TRECHO CITADO:

····················

Para Raimundo, que é filiado ao PT, "a campanha tem, sim, que aparar arestas e enfrentar o desafio de dialogar com outros setores, mesmo aqueles com os quais há divergência".
Grupos à direita como o MBL (Movimento Brasil Livre) e o VPR (Vem Pra Rua), que capitanearam manifestações contra governos do PT e em favor da Operação Lava Jato, até aqui se mantêm fora da convocação, apesar de assinarem pedidos de impeachment.
O MBL afirma que, em conjunto com outras forças da direita antibolsonarista, marcará atos de rua que sejam atraentes para eleitores de perfil conservador e arrependidos do voto no presidente. O movimento diz que levará em conta o avanço da vacinação e as condições da pandemia para divulgar a data.
O movimento destaca ainda que não será contrário à participação de apoiadores da esquerda.
A reação violenta de membros do PCO --que, segundo os relatos, atingiram também gente de esquerda que tentou conter as agressões-- foi vista dentro da campanha como um fato negativo, que pode afastar participantes das próximas marchas e inibir a diversidade ideológica.

····················

EXERCÍCIOS:
1. Extraia do trecho, sem nenhuma alteração, a parte que começa em "Para Raimundo, que" e vai até "pedidos de impeachment.", incluindo essas palavras.
2. Segundo o trecho, a que partido Raimundo é filiado?
3. Indique se cada afirmação abaixo está de acordo com o trecho, respondendo sim ou não e citando as palavras do trecho que decidem a resposta.
(a) O MBL e o VPR assinaram pedidos de impeachment.
(b) O MBL será contrário à participação de apoiadores da esquerda.
(c) O MBL já divulgou a data dos atos de rua.
Os dados a seguir provêm de outra fonte.

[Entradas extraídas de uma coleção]
····················

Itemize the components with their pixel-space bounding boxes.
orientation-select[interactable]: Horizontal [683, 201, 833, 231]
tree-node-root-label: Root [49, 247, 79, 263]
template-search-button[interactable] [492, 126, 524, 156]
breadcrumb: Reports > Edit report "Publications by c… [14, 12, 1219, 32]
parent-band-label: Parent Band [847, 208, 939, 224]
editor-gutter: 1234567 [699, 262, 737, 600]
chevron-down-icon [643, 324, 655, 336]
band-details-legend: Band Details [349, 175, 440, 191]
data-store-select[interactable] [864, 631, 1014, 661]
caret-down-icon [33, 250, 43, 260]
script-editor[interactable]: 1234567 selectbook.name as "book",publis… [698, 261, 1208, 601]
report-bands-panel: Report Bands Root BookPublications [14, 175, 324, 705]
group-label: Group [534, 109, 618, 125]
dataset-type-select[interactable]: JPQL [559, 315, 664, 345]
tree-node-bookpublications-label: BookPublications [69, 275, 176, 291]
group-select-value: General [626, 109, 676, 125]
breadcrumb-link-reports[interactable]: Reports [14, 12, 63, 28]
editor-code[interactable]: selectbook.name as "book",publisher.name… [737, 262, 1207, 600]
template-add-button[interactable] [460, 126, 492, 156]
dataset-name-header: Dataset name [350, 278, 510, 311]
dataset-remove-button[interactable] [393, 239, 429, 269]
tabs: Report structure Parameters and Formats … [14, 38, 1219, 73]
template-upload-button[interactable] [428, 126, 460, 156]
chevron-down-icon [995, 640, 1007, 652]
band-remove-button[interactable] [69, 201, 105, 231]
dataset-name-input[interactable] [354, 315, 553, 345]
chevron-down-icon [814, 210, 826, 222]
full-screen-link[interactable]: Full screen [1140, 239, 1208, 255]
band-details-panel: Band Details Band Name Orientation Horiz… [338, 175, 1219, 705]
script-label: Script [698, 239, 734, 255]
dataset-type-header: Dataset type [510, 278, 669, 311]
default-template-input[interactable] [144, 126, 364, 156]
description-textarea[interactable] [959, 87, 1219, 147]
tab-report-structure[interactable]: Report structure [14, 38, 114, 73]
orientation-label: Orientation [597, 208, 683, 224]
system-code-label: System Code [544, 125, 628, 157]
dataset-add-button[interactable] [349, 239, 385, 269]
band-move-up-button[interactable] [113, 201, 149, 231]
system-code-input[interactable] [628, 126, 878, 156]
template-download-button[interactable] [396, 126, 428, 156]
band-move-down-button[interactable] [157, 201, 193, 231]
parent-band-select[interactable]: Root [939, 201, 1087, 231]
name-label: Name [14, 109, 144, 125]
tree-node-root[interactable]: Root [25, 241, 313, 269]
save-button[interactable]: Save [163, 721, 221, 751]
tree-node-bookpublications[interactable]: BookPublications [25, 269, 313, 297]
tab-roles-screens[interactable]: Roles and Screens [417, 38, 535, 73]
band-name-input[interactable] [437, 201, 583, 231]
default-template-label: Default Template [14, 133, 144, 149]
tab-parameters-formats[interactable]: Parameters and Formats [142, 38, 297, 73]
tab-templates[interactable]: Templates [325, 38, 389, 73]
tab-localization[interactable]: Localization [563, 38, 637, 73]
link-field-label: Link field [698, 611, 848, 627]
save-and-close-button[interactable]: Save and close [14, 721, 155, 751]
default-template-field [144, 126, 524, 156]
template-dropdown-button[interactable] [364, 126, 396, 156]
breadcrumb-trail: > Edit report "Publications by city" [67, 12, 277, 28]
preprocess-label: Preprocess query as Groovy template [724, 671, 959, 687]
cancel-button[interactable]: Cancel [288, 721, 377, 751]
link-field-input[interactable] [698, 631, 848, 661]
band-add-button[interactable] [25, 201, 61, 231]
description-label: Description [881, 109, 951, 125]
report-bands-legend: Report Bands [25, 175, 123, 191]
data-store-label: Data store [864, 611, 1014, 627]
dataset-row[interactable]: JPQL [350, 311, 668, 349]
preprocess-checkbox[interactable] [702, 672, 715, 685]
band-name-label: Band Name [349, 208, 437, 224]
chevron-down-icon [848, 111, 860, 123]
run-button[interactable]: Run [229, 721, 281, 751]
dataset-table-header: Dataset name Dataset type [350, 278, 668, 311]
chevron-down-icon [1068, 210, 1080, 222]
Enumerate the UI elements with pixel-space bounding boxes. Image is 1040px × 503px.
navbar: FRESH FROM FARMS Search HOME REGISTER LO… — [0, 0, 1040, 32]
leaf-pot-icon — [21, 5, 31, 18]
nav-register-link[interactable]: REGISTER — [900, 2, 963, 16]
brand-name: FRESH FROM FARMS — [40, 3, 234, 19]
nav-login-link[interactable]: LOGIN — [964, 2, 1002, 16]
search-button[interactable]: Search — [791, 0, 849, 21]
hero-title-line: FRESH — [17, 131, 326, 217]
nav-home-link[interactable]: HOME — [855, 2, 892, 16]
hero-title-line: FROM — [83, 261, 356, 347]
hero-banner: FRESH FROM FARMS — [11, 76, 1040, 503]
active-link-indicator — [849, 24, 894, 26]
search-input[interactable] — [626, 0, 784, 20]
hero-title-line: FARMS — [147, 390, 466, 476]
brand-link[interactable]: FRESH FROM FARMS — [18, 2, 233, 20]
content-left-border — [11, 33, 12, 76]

····················

RESPOSTAS:
1.
Para Raimundo, que é filiado ao PT, "a campanha tem, sim, que aparar arestas e enfrentar o desafio de dialogar com outros setores, mesmo aqueles com os quais há divergência".
Grupos à direita como o MBL (Movimento Brasil Livre) e o VPR (Vem Pra Rua), que capitanearam manifestações contra governos do PT e em favor da Operação Lava Jato, até aqui se mantêm fora da convocação, apesar de assinarem pedidos de impeachment.

2. Ao PT.

3.
(a) Sim: "apesar de assinarem pedidos de impeachment".
(b) Não: "não será contrário à participação de apoiadores da esquerda".
(c) Não: "levará em conta o avanço da vacinação e as condições da pandemia para divulgar a data".